* start THE INPUT *
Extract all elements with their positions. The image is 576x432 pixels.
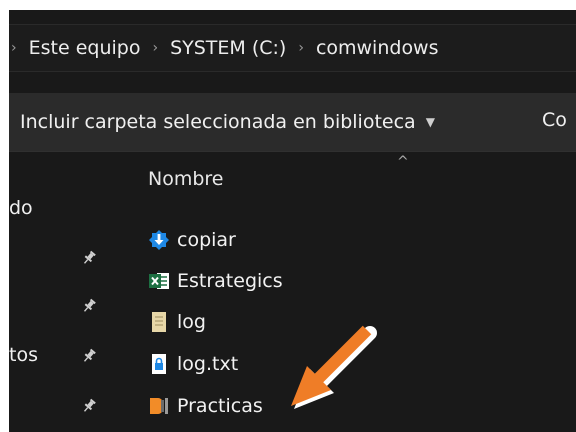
column-header-name[interactable]: Nombre [148,168,224,190]
file-name: log [177,311,206,333]
project-app-icon [150,398,168,414]
file-name: log.txt [177,353,239,375]
breadcrumb-item-system-c[interactable]: SYSTEM (C:) [170,37,286,59]
list-item[interactable]: log [148,306,206,338]
locked-text-file-icon [152,354,166,374]
breadcrumb-separator[interactable]: › [152,40,158,56]
breadcrumb-item-este-equipo[interactable]: Este equipo [29,37,141,59]
list-item[interactable]: copiar [148,224,236,256]
address-bar[interactable]: › Este equipo › SYSTEM (C:) › comwindows [9,24,576,72]
file-name: Estrategics [177,270,283,292]
pin-icon [83,298,96,312]
text-document-icon [152,312,166,332]
annotation-arrow [291,325,377,409]
list-item[interactable]: Practicas [148,390,263,422]
breadcrumb-separator[interactable]: › [298,40,304,56]
sort-ascending-icon: ^ [397,154,409,170]
excel-file-icon [149,273,169,289]
chevron-down-icon: ▼ [425,115,435,129]
file-explorer-window: › Este equipo › SYSTEM (C:) › comwindows… [9,10,576,432]
list-item[interactable]: Estrategics [148,265,283,297]
include-in-library-button[interactable]: Incluir carpeta seleccionada en bibliote… [20,111,435,133]
navigation-pane: do tos [9,152,119,432]
list-item[interactable]: log.txt [148,348,238,380]
pin-icon [83,398,96,412]
installer-download-icon [149,230,169,250]
file-name: Practicas [177,395,263,417]
file-name: copiar [177,229,236,251]
pin-icon [83,348,96,362]
nav-item-label[interactable]: do [9,197,33,219]
next-command-button[interactable]: Co [542,109,567,131]
include-in-library-label: Incluir carpeta seleccionada en bibliote… [20,111,416,133]
breadcrumb-item-comwindows[interactable]: comwindows [316,37,439,59]
breadcrumb-separator: › [11,40,17,56]
pin-icon [83,250,96,264]
nav-item-label[interactable]: tos [9,344,38,366]
command-bar: Incluir carpeta seleccionada en bibliote… [9,93,576,152]
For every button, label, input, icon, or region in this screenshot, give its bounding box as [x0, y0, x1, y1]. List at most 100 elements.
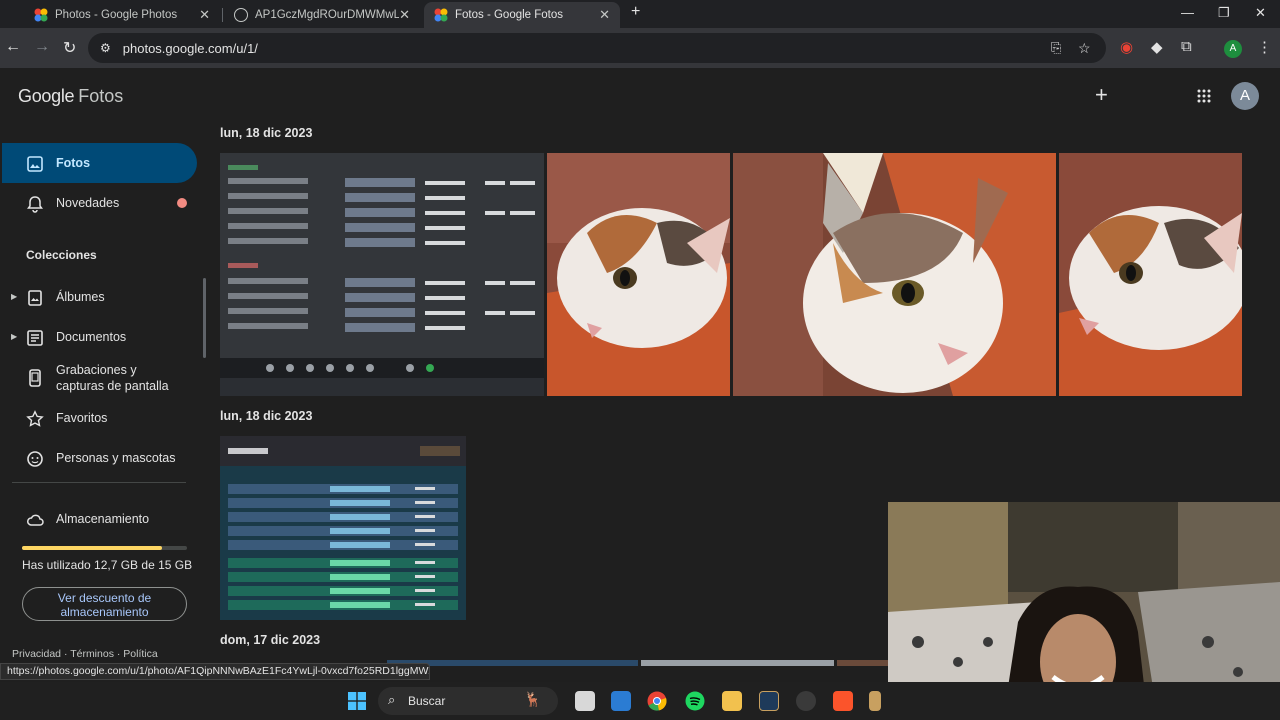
album-icon	[28, 290, 42, 306]
tab-close-icon[interactable]: ✕	[199, 7, 210, 23]
globe-icon	[234, 8, 248, 22]
taskbar-search-label: Buscar	[408, 694, 446, 708]
sidebar-item-fotos[interactable]: Fotos	[2, 143, 197, 183]
sidebar-item-label: Personas y mascotas	[56, 451, 176, 465]
date-heading: lun, 18 dic 2023	[220, 409, 313, 423]
browser-menu-icon[interactable]: ⋮	[1257, 38, 1272, 56]
sidebar-item-label: Favoritos	[56, 411, 108, 425]
date-heading: dom, 17 dic 2023	[220, 633, 321, 647]
extensions-puzzle-icon[interactable]: ⧉	[1181, 38, 1192, 55]
sidebar-item-grabaciones[interactable]: Grabaciones y capturas de pantalla	[2, 357, 197, 399]
url-text: photos.google.com/u/1/	[122, 40, 258, 56]
chrome-icon[interactable]	[647, 691, 667, 711]
photo-thumbnail-kitten[interactable]	[1059, 153, 1242, 396]
site-settings-icon[interactable]: ⚙	[100, 41, 111, 55]
sidebar-item-novedades[interactable]: Novedades	[2, 183, 197, 223]
taskbar-search-box[interactable]: ⌕ Buscar 🦌	[378, 687, 558, 715]
kitten-image	[1059, 153, 1242, 396]
app-icon[interactable]	[796, 691, 816, 711]
sidebar-divider	[12, 482, 186, 483]
restore-icon[interactable]: ❐	[1218, 5, 1230, 21]
google-photos-favicon-icon	[434, 8, 448, 22]
document-icon	[27, 330, 43, 346]
spotify-icon[interactable]	[685, 691, 705, 711]
sidebar-item-label: Novedades	[56, 196, 120, 210]
date-heading: lun, 18 dic 2023	[220, 126, 313, 140]
bookmark-star-icon[interactable]: ☆	[1078, 40, 1091, 57]
star-icon	[26, 410, 44, 427]
logo-product: Fotos	[78, 86, 124, 106]
tab-close-icon[interactable]: ✕	[399, 7, 410, 23]
league-client-icon[interactable]	[869, 691, 881, 711]
create-plus-icon[interactable]: +	[1095, 82, 1108, 108]
photo-thumbnail-game-scoreboard[interactable]	[220, 153, 544, 396]
microsoft-store-icon[interactable]	[611, 691, 631, 711]
reload-icon[interactable]: ↻	[63, 38, 76, 58]
extension-icon[interactable]: ◉	[1120, 38, 1133, 56]
sidebar-item-label: Álbumes	[56, 290, 105, 304]
sidebar-scrollbar[interactable]	[203, 278, 206, 358]
notification-dot	[177, 198, 187, 208]
task-view-icon[interactable]	[575, 691, 595, 711]
terms-link[interactable]: Términos	[70, 648, 114, 660]
logo-brand: Google	[18, 86, 75, 106]
photo-icon	[27, 156, 43, 172]
forward-icon[interactable]: →	[34, 38, 50, 56]
sidebar-item-personas[interactable]: Personas y mascotas	[2, 438, 197, 478]
close-window-icon[interactable]: ✕	[1255, 5, 1266, 21]
sidebar-item-label: Documentos	[56, 330, 127, 344]
browser-tab-active[interactable]: Fotos - Google Fotos ✕	[424, 2, 620, 28]
brave-icon[interactable]	[833, 691, 853, 711]
google-fotos-logo[interactable]: Google Fotos	[18, 86, 123, 107]
tab-close-icon[interactable]: ✕	[599, 7, 610, 23]
face-icon	[27, 451, 43, 467]
install-app-icon[interactable]: ⎘	[1051, 40, 1061, 56]
collections-heading: Colecciones	[26, 248, 97, 262]
sidebar-item-albumes[interactable]: ▶ Álbumes	[2, 277, 197, 317]
sidebar-item-documentos[interactable]: ▶ Documentos	[2, 317, 197, 357]
minimize-icon[interactable]: —	[1181, 5, 1194, 20]
tab-title: AP1GczMgdROurDMWMwLjET	[255, 9, 400, 21]
photo-thumbnail-kitten[interactable]	[547, 153, 730, 396]
tab-title: Photos - Google Photos	[55, 9, 178, 21]
tab-title: Fotos - Google Fotos	[455, 9, 564, 21]
search-highlight-icon: 🦌	[524, 691, 542, 707]
kitten-image	[547, 153, 730, 396]
storage-discount-label: Ver descuento de almacenamiento	[57, 591, 152, 619]
game-client-icon[interactable]	[759, 691, 779, 711]
privacy-link[interactable]: Privacidad	[12, 648, 61, 660]
sidebar-item-label: Almacenamiento	[56, 512, 150, 526]
expand-caret-icon[interactable]: ▶	[11, 292, 17, 301]
sidebar-item-favoritos[interactable]: Favoritos	[2, 398, 197, 438]
apps-grid-icon[interactable]	[1197, 89, 1211, 103]
storage-discount-button[interactable]: Ver descuento de almacenamiento	[22, 587, 187, 621]
phone-screenshot-icon	[29, 369, 41, 387]
new-tab-icon[interactable]: +	[631, 3, 640, 21]
storage-progress-bar	[22, 546, 187, 550]
windows-taskbar: ⌕ Buscar 🦌	[0, 682, 1280, 720]
browser-tab[interactable]: AP1GczMgdROurDMWMwLjET ✕	[224, 2, 420, 28]
storage-usage-text: Has utilizado 12,7 GB de 15 GB	[22, 558, 193, 572]
photo-thumbnail-partial[interactable]	[641, 660, 834, 666]
sidebar-item-almacenamiento[interactable]: Almacenamiento	[2, 499, 197, 539]
back-icon[interactable]: ←	[5, 38, 21, 56]
browser-tab-strip: Photos - Google Photos ✕ AP1GczMgdROurDM…	[0, 0, 1280, 28]
photo-thumbnail-partial[interactable]	[837, 660, 888, 666]
browser-tab[interactable]: Photos - Google Photos ✕	[24, 2, 220, 28]
cloud-icon	[27, 514, 44, 526]
photo-thumbnail-kitten[interactable]	[733, 153, 1056, 396]
google-photos-favicon-icon	[34, 8, 48, 22]
file-explorer-icon[interactable]	[722, 691, 742, 711]
windows-start-icon[interactable]	[348, 692, 366, 710]
policy-link[interactable]: Política	[123, 648, 157, 660]
extension-icon[interactable]: ◆	[1151, 38, 1163, 56]
account-avatar[interactable]: A	[1231, 82, 1259, 110]
photo-thumbnail-game-victory[interactable]	[220, 436, 466, 620]
address-bar[interactable]: ⚙ photos.google.com/u/1/ ⎘ ☆	[88, 33, 1106, 63]
game-scoreboard-image	[220, 153, 544, 396]
expand-caret-icon[interactable]: ▶	[11, 332, 17, 341]
search-icon: ⌕	[388, 692, 396, 707]
browser-toolbar: ← → ↻ ⚙ photos.google.com/u/1/ ⎘ ☆ ◉ ◆ ⧉…	[0, 28, 1280, 68]
profile-avatar[interactable]: A	[1224, 40, 1242, 58]
game-victory-image	[220, 436, 466, 620]
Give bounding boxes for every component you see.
* end THE INPUT *
◆ PROBLEM REQUIREMENTS
Give everything from the line containing "290, 42, 306]" down to the line containing "409, 313, 423]", both included, as a JSON list of strings, one string per line, with blank lines left out.

◆ FINISHED ANSWER
[
  "album-icon\t[28, 290, 42, 306]",
  "tab-close-icon[interactable]: ✕\t[199, 7, 210, 23]",
  "globe-icon\t[234, 8, 248, 22]",
  "taskbar-search-label: Buscar\t[408, 694, 446, 708]",
  "sidebar-item-fotos[interactable]: Fotos\t[2, 143, 197, 183]",
  "sidebar-item-label: Personas y mascotas\t[56, 451, 176, 465]",
  "date-heading: lun, 18 dic 2023\t[220, 409, 313, 423]"
]